[START OF THE INPUT]
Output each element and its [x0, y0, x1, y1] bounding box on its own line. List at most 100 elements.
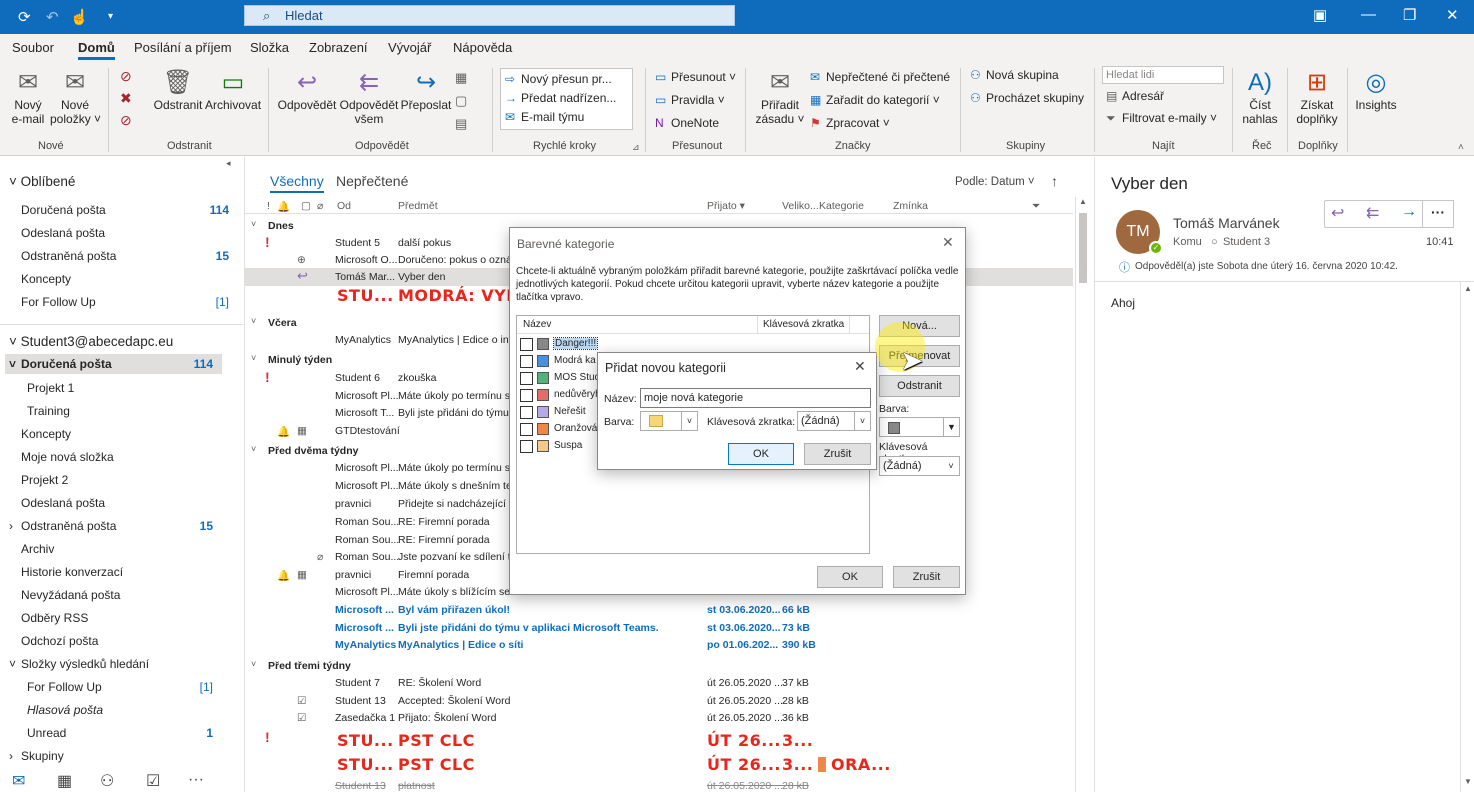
new-category-shortcut-dropdown[interactable]: (Žádná) ˅ [797, 411, 871, 431]
category-checkbox[interactable] [520, 389, 533, 402]
icon-column-icon[interactable]: ▢ [301, 200, 311, 212]
customize-qat-icon[interactable]: ▾ [108, 11, 113, 22]
menu-home[interactable]: Domů [78, 40, 115, 60]
group-header[interactable]: ˅ Před třemi týdny [245, 658, 1073, 674]
delete-button[interactable]: 🗑 Odstranit [152, 68, 204, 112]
im-icon[interactable]: ▢ [455, 93, 467, 109]
folder[interactable]: Nevyžádaná pošta [0, 586, 243, 606]
folder[interactable]: Archiv [0, 540, 243, 560]
cleanup-icon[interactable]: ✖ [120, 90, 132, 107]
folder[interactable]: Moje nová složka [0, 448, 243, 468]
attachment-column-icon[interactable]: ⌀ [317, 200, 323, 212]
quick-step-team[interactable]: ✉ E-mail týmu [505, 110, 584, 124]
category-color-dropdown[interactable]: ▼ [879, 417, 960, 437]
message-row[interactable]: Microsoft ... Byl vám přiřazen úkol! st 03… [245, 601, 1073, 619]
reply-button[interactable]: ↩ Odpovědět [276, 68, 338, 112]
onenote-button[interactable]: N OneNote [655, 116, 719, 130]
category-checkbox[interactable] [520, 423, 533, 436]
folder[interactable]: Hlasová pošta [0, 701, 243, 721]
forward-button[interactable]: ↪ Přeposlat [400, 68, 452, 112]
favorite-folder[interactable]: Doručená pošta 114 [0, 201, 243, 221]
col-received[interactable]: Přijato ▾ [707, 200, 745, 212]
close-icon[interactable]: ✕ [1446, 6, 1459, 24]
undo-icon[interactable]: ↶ [46, 8, 59, 26]
folder[interactable]: Odběry RSS [0, 609, 243, 629]
tab-unread[interactable]: Nepřečtené [336, 173, 408, 189]
more-apps-icon[interactable]: ··· [188, 771, 204, 789]
search-box[interactable]: ⌕ Hledat [244, 5, 735, 26]
category-checkbox[interactable] [520, 355, 533, 368]
menu-developer[interactable]: Vývojář [388, 40, 431, 55]
favorites-header[interactable]: ˅ Oblíbené [9, 174, 75, 189]
message-row[interactable]: ☑ Student 13 Accepted: Školení Word út 26.0… [245, 692, 1073, 710]
delete-category-button[interactable]: Odstranit [879, 375, 960, 397]
move-button[interactable]: ▭ Přesunout ˅ [655, 70, 736, 84]
rules-button[interactable]: ▭ Pravidla ˅ [655, 93, 725, 107]
category-checkbox[interactable] [520, 372, 533, 385]
folder[interactable]: Odchozí pošta [0, 632, 243, 652]
sort-direction-icon[interactable]: ↑ [1051, 173, 1058, 189]
new-items-button[interactable]: ✉ Nové položky ˅ [50, 68, 101, 126]
category-item[interactable]: Danger!!! [517, 336, 869, 353]
new-group-button[interactable]: ⚇ Nová skupina [970, 68, 1059, 82]
folder[interactable]: Odeslaná pošta [0, 494, 243, 514]
address-book-button[interactable]: ▤ Adresář [1106, 89, 1164, 103]
reply-all-icon[interactable]: ⇇ [1366, 203, 1379, 223]
folder[interactable]: Training [0, 402, 243, 422]
scroll-up-icon[interactable]: ▲ [1464, 284, 1472, 293]
filter-icon[interactable]: ⏷ [1032, 200, 1040, 213]
message-row[interactable]: Microsoft ... Byli jste přidáni do týmu v… [245, 619, 1073, 637]
assign-policy-button[interactable]: ✉ Přiřadit zásadu ˅ [752, 68, 808, 126]
col-from[interactable]: Od [337, 200, 351, 212]
ok-button[interactable]: OK [728, 443, 794, 465]
archive-button[interactable]: ▭ Archivovat [205, 68, 261, 112]
quick-step-move[interactable]: ⇨ Nový přesun pr... [505, 72, 612, 86]
collapse-pane-icon[interactable]: ◂ [226, 158, 231, 169]
follow-up-button[interactable]: ⚑ Zpracovat ˅ [810, 116, 890, 130]
message-row[interactable]: MyAnalytics MyAnalytics | Edice o síti po … [245, 636, 1073, 654]
calendar-icon[interactable]: ▦ [57, 771, 72, 791]
folder[interactable]: Projekt 1 [0, 379, 243, 399]
tasks-icon[interactable]: ☑ [146, 771, 160, 791]
scroll-thumb[interactable] [1079, 213, 1087, 283]
favorite-folder[interactable]: Koncepty [0, 270, 243, 290]
folder[interactable]: ˅ Složky výsledků hledání [0, 655, 243, 675]
message-list-scrollbar[interactable]: ▲ [1075, 197, 1089, 792]
people-icon[interactable]: ⚇ [100, 771, 114, 791]
tab-all[interactable]: Všechny [270, 173, 324, 193]
menu-send-receive[interactable]: Posílání a příjem [134, 40, 232, 55]
meeting-icon[interactable]: ▦ [455, 70, 467, 86]
favorite-folder[interactable]: Odstraněná pošta 15 [0, 247, 243, 267]
touch-mode-icon[interactable]: ☝ [70, 8, 89, 26]
col-size[interactable]: Veliko... [782, 200, 819, 212]
reading-scrollbar[interactable]: ▲ ▼ [1460, 282, 1474, 792]
new-email-button[interactable]: ✉ Nový e-mail [8, 68, 48, 126]
folder[interactable]: Unread 1 [0, 724, 243, 744]
minimize-icon[interactable]: — [1361, 6, 1376, 23]
insights-button[interactable]: ◎ Insights [1352, 68, 1400, 112]
folder[interactable]: Historie konverzací [0, 563, 243, 583]
scroll-down-icon[interactable]: ▼ [1464, 777, 1472, 786]
quick-step-manager[interactable]: → Předat nadřízen... [505, 91, 616, 105]
message-row[interactable]: ☑ Zasedačka 1 Přijato: Školení Word út 26.0… [245, 709, 1073, 727]
message-row[interactable]: ! STU... PST CLC ÚT 26... 3... [245, 729, 1073, 753]
folder[interactable]: › Skupiny [0, 747, 243, 767]
close-icon[interactable]: ✕ [942, 234, 954, 251]
reply-all-button[interactable]: ⇇ Odpovědět všem [338, 68, 400, 126]
message-row[interactable]: STU... PST CLC ÚT 26... 3... ORA... [245, 753, 1073, 777]
inbox-folder-selected[interactable]: ˅ Doručená pošta 114 [5, 354, 222, 374]
categorize-button[interactable]: ▦ Zařadit do kategorií ˅ [810, 93, 940, 107]
unread-read-button[interactable]: ✉ Nepřečtené či přečtené [810, 70, 950, 84]
more-actions-button[interactable]: ··· [1422, 200, 1454, 228]
browse-groups-button[interactable]: ⚇ Procházet skupiny [970, 91, 1084, 105]
menu-file[interactable]: Soubor [12, 40, 54, 55]
sort-button[interactable]: Podle: Datum ˅ [955, 176, 1035, 188]
importance-column-icon[interactable]: ! [267, 200, 270, 212]
collapse-ribbon-icon[interactable]: ˄ [1458, 142, 1464, 153]
forward-icon[interactable]: → [1401, 203, 1417, 221]
menu-view[interactable]: Zobrazení [309, 40, 368, 55]
more-respond-icon[interactable]: ▤ [455, 116, 467, 132]
cancel-button[interactable]: Zrušit [804, 443, 871, 465]
recipient-name[interactable]: Student 3 [1223, 236, 1270, 248]
menu-folder[interactable]: Složka [250, 40, 289, 55]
[END OF THE INPUT]
_WHAT IS BEING ASKED_
Recast the part of the data that opens with the line containing "new-category-shortcut-dropdown[interactable]: (Žádná) ˅" and closes with the line containing "folder[interactable]: Moje nová", both included, as a Markdown table. Use the columns Row and Line, give each line a row number, and skip any blank lines.

_RESULT_
| Row | Line |
|---|---|
| 1 | new-category-shortcut-dropdown[interactable]: (Žádná) ˅ [797, 411, 871, 431] |
| 2 | category-checkbox[interactable] [520, 389, 533, 402] |
| 3 | icon-column-icon[interactable]: ▢ [301, 200, 311, 212] |
| 4 | customize-qat-icon[interactable]: ▾ [108, 11, 113, 22] |
| 5 | menu-home[interactable]: Domů [78, 40, 115, 60] |
| 6 | group-header[interactable]: ˅ Před třemi týdny [245, 658, 1073, 674] |
| 7 | delete-button[interactable]: 🗑 Odstranit [152, 68, 204, 112] |
| 8 | im-icon[interactable]: ▢ [455, 93, 467, 109] |
| 9 | folder[interactable]: Nevyžádaná pošta [0, 586, 243, 606] |
| 10 | folder[interactable]: Archiv [0, 540, 243, 560] |
| 11 | cleanup-icon[interactable]: ✖ [120, 90, 132, 107] |
| 12 | folder[interactable]: Moje nová složka [0, 448, 243, 468] |